- _Set task_
Return each line containing "Multiple".

- _Provided material_
━━━

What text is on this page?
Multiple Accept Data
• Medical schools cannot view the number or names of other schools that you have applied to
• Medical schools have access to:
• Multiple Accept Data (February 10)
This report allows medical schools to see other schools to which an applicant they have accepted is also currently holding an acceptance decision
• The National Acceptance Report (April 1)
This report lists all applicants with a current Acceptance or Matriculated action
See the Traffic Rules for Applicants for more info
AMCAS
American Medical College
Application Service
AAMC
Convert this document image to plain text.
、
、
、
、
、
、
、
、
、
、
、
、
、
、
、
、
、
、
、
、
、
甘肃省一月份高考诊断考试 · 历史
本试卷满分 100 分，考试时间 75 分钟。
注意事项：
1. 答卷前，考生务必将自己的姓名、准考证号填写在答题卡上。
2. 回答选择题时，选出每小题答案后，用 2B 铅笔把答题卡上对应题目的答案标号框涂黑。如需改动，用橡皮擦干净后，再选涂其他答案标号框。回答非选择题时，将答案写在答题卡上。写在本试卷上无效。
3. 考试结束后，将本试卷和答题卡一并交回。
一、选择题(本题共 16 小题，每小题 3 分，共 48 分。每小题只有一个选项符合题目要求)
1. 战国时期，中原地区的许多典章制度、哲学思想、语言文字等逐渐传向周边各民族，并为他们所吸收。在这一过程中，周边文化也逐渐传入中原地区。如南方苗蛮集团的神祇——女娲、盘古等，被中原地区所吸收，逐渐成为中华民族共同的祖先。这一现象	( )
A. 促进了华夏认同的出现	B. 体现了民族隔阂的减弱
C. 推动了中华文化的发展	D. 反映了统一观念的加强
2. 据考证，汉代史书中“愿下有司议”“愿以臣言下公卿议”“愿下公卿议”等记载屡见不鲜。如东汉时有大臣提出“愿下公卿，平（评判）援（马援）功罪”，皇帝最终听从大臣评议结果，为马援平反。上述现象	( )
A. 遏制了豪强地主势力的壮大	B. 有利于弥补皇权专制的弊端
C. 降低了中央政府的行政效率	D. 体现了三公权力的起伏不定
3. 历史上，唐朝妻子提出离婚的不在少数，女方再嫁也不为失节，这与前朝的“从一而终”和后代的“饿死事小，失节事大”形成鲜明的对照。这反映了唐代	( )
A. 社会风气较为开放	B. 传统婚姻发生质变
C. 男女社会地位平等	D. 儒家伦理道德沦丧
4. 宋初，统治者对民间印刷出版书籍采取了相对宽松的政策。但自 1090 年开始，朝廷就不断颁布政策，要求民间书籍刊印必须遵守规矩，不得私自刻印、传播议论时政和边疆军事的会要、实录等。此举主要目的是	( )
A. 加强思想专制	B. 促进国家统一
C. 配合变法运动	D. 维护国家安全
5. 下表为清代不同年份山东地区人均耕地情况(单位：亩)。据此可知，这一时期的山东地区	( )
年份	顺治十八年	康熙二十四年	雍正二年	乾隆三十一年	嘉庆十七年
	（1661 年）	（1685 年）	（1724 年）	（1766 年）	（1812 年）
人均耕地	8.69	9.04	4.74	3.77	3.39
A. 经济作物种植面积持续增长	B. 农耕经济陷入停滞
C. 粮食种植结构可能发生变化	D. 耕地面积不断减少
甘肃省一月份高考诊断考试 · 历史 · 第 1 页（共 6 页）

━━━

- _Correct output_
Multiple Accept Data
• Multiple Accept Data (February 10)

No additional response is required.